EXERCISE INPUT.
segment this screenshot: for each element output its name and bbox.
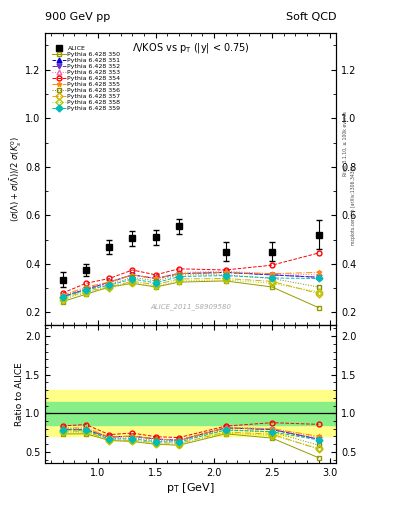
Bar xyxy=(45,390,336,436)
Text: $\Lambda$/KOS vs p$_\mathrm{T}$ (|y| < 0.75): $\Lambda$/KOS vs p$_\mathrm{T}$ (|y| < 0… xyxy=(132,40,250,55)
Text: ALICE_2011_S8909580: ALICE_2011_S8909580 xyxy=(150,303,231,310)
Legend: ALICE, Pythia 6.428 350, Pythia 6.428 351, Pythia 6.428 352, Pythia 6.428 353, P: ALICE, Pythia 6.428 350, Pythia 6.428 35… xyxy=(51,45,121,112)
X-axis label: p$_\mathrm{T}$ [GeV]: p$_\mathrm{T}$ [GeV] xyxy=(166,481,215,495)
Text: Rivet 3.1.10, ≥ 100k events: Rivet 3.1.10, ≥ 100k events xyxy=(343,111,347,176)
Text: Soft QCD: Soft QCD xyxy=(286,11,336,22)
Text: mcplots.cern.ch [arXiv:1306.3436]: mcplots.cern.ch [arXiv:1306.3436] xyxy=(351,165,356,245)
Y-axis label: $(\sigma(\Lambda)+\sigma(\bar{\Lambda}))/2\ \sigma(K^0_s)$: $(\sigma(\Lambda)+\sigma(\bar{\Lambda}))… xyxy=(8,136,24,222)
Text: 900 GeV pp: 900 GeV pp xyxy=(45,11,110,22)
Bar xyxy=(45,402,336,425)
Y-axis label: Ratio to ALICE: Ratio to ALICE xyxy=(15,362,24,426)
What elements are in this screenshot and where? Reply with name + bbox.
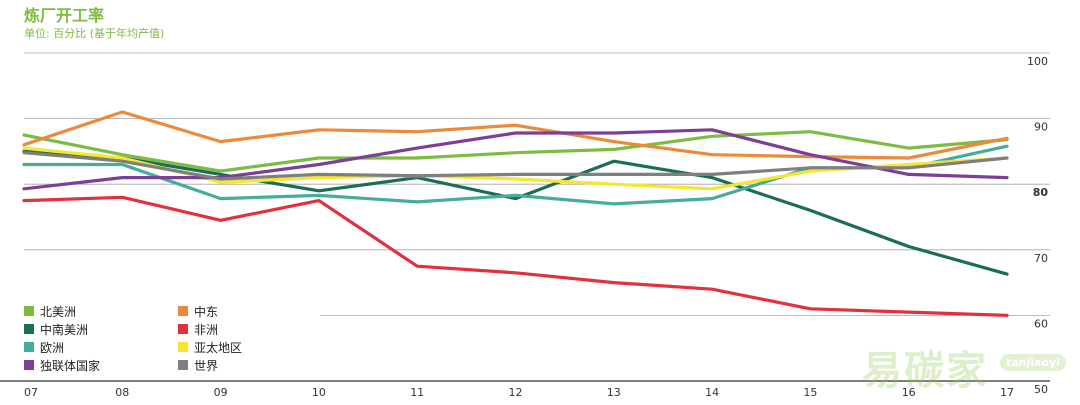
legend-label: 亚太地区 xyxy=(194,340,243,355)
x-tick-label: 10 xyxy=(312,386,326,399)
y-tick-label: 90 xyxy=(1034,121,1048,134)
y-tick-label: 100 xyxy=(1027,55,1048,68)
series-line xyxy=(22,128,1009,191)
legend-item-central-south-america: 中南美洲 xyxy=(24,321,178,337)
y-tick-label: 70 xyxy=(1034,252,1048,265)
legend-item-africa: 非洲 xyxy=(178,321,318,337)
x-tick-labels: 07 08 09 10 11 12 13 14 15 16 17 xyxy=(24,386,1014,399)
legend-label: 世界 xyxy=(194,358,219,373)
legend-label: 欧洲 xyxy=(40,340,65,355)
grid-lines xyxy=(0,52,1050,382)
x-tick-label: 07 xyxy=(24,386,38,399)
x-tick-label: 16 xyxy=(902,386,916,399)
legend-item-cis: 独联体国家 xyxy=(24,357,178,373)
legend-label: 中东 xyxy=(194,304,219,319)
x-tick-label: 13 xyxy=(607,386,621,399)
legend-label: 中南美洲 xyxy=(40,322,89,337)
series-line xyxy=(22,149,1009,276)
legend-swatch xyxy=(24,324,34,334)
series-line xyxy=(22,195,1009,317)
x-tick-label: 12 xyxy=(509,386,523,399)
x-tick-label: 17 xyxy=(1000,386,1014,399)
legend-swatch xyxy=(178,360,188,370)
legend-label: 非洲 xyxy=(194,322,219,337)
chart-title: 炼厂开工率 xyxy=(24,6,105,25)
legend-label: 独联体国家 xyxy=(40,358,101,373)
x-tick-label: 09 xyxy=(214,386,228,399)
legend-swatch xyxy=(178,342,188,352)
legend-item-world: 世界 xyxy=(178,357,318,373)
legend-swatch xyxy=(178,324,188,334)
y-tick-labels: 100 90 80 70 60 50 xyxy=(1027,55,1048,396)
legend-label: 北美洲 xyxy=(40,304,77,319)
legend-item-asia-pacific: 亚太地区 xyxy=(178,339,318,355)
legend-item-north-america: 北美洲 xyxy=(24,303,178,319)
legend-swatch xyxy=(24,360,34,370)
series-line xyxy=(22,110,1009,160)
y-tick-label: 80 xyxy=(1033,186,1049,199)
x-tick-label: 11 xyxy=(410,386,424,399)
x-tick-label: 08 xyxy=(115,386,129,399)
series-lines xyxy=(22,110,1009,317)
legend-item-middle-east: 中东 xyxy=(178,303,318,319)
y-tick-label: 50 xyxy=(1034,383,1048,396)
legend-swatch xyxy=(24,342,34,352)
legend-swatch xyxy=(24,306,34,316)
x-tick-label: 15 xyxy=(803,386,817,399)
x-tick-label: 14 xyxy=(705,386,719,399)
legend-item-europe: 欧洲 xyxy=(24,339,178,355)
y-tick-label: 60 xyxy=(1034,317,1048,330)
chart-legend: 北美洲 中东 中南美洲 非洲 欧洲 亚太地区 独联体国家 世界 xyxy=(24,303,318,373)
legend-swatch xyxy=(178,306,188,316)
series-line xyxy=(22,130,1009,173)
chart-subtitle: 单位: 百分比 (基于年均产值) xyxy=(24,27,165,40)
series-line xyxy=(22,151,1009,181)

DIRECTIVE.
Reproduce the listing above line for line without changing anything, and omit the pictures.

RIGHT ANSWER.
segment this screenshot: for each element output its name and bbox.
Bar xyxy=(45,390,336,436)
Text: $\Lambda$/KOS vs p$_\mathrm{T}$ (|y| < 0.75): $\Lambda$/KOS vs p$_\mathrm{T}$ (|y| < 0… xyxy=(132,40,250,55)
Text: ALICE_2011_S8909580: ALICE_2011_S8909580 xyxy=(150,303,231,310)
Legend: ALICE, Pythia 6.428 350, Pythia 6.428 351, Pythia 6.428 352, Pythia 6.428 353, P: ALICE, Pythia 6.428 350, Pythia 6.428 35… xyxy=(51,45,121,112)
X-axis label: p$_\mathrm{T}$ [GeV]: p$_\mathrm{T}$ [GeV] xyxy=(166,481,215,495)
Text: Rivet 3.1.10, ≥ 100k events: Rivet 3.1.10, ≥ 100k events xyxy=(343,111,347,176)
Text: Soft QCD: Soft QCD xyxy=(286,11,336,22)
Text: mcplots.cern.ch [arXiv:1306.3436]: mcplots.cern.ch [arXiv:1306.3436] xyxy=(351,165,356,245)
Y-axis label: $(\sigma(\Lambda)+\sigma(\bar{\Lambda}))/2\ \sigma(K^0_s)$: $(\sigma(\Lambda)+\sigma(\bar{\Lambda}))… xyxy=(8,136,24,222)
Text: 900 GeV pp: 900 GeV pp xyxy=(45,11,110,22)
Bar xyxy=(45,402,336,425)
Y-axis label: Ratio to ALICE: Ratio to ALICE xyxy=(15,362,24,426)
What elements are in this screenshot and where? Reply with name + bbox.
legend-label: 亚太地区 xyxy=(194,340,243,355)
x-tick-label: 10 xyxy=(312,386,326,399)
y-tick-label: 90 xyxy=(1034,121,1048,134)
y-tick-label: 100 xyxy=(1027,55,1048,68)
series-line xyxy=(22,128,1009,191)
legend-item-central-south-america: 中南美洲 xyxy=(24,321,178,337)
y-tick-label: 70 xyxy=(1034,252,1048,265)
legend-item-africa: 非洲 xyxy=(178,321,318,337)
x-tick-labels: 07 08 09 10 11 12 13 14 15 16 17 xyxy=(24,386,1014,399)
legend-label: 世界 xyxy=(194,358,219,373)
legend-label: 欧洲 xyxy=(40,340,65,355)
grid-lines xyxy=(0,52,1050,382)
x-tick-label: 07 xyxy=(24,386,38,399)
x-tick-label: 16 xyxy=(902,386,916,399)
legend-item-cis: 独联体国家 xyxy=(24,357,178,373)
legend-label: 中东 xyxy=(194,304,219,319)
x-tick-label: 13 xyxy=(607,386,621,399)
legend-label: 中南美洲 xyxy=(40,322,89,337)
series-line xyxy=(22,149,1009,276)
legend-swatch xyxy=(24,324,34,334)
series-line xyxy=(22,195,1009,317)
x-tick-label: 12 xyxy=(509,386,523,399)
x-tick-label: 17 xyxy=(1000,386,1014,399)
legend-swatch xyxy=(178,360,188,370)
legend-label: 非洲 xyxy=(194,322,219,337)
chart-title: 炼厂开工率 xyxy=(24,6,105,25)
legend-label: 独联体国家 xyxy=(40,358,101,373)
x-tick-label: 09 xyxy=(214,386,228,399)
legend-swatch xyxy=(178,342,188,352)
legend-item-world: 世界 xyxy=(178,357,318,373)
legend-swatch xyxy=(178,324,188,334)
y-tick-labels: 100 90 80 70 60 50 xyxy=(1027,55,1048,396)
legend-label: 北美洲 xyxy=(40,304,77,319)
legend-item-asia-pacific: 亚太地区 xyxy=(178,339,318,355)
legend-item-north-america: 北美洲 xyxy=(24,303,178,319)
legend-swatch xyxy=(24,360,34,370)
series-line xyxy=(22,110,1009,160)
y-tick-label: 80 xyxy=(1033,186,1049,199)
x-tick-label: 11 xyxy=(410,386,424,399)
x-tick-label: 08 xyxy=(115,386,129,399)
series-lines xyxy=(22,110,1009,317)
legend-item-middle-east: 中东 xyxy=(178,303,318,319)
y-tick-label: 50 xyxy=(1034,383,1048,396)
legend-swatch xyxy=(24,342,34,352)
legend-swatch xyxy=(24,306,34,316)
x-tick-label: 15 xyxy=(803,386,817,399)
x-tick-label: 14 xyxy=(705,386,719,399)
legend-item-europe: 欧洲 xyxy=(24,339,178,355)
y-tick-label: 60 xyxy=(1034,317,1048,330)
chart-legend: 北美洲 中东 中南美洲 非洲 欧洲 亚太地区 独联体国家 世界 xyxy=(24,303,318,373)
legend-swatch xyxy=(178,306,188,316)
series-line xyxy=(22,130,1009,173)
chart-subtitle: 单位: 百分比 (基于年均产值) xyxy=(24,27,165,40)
series-line xyxy=(22,151,1009,181)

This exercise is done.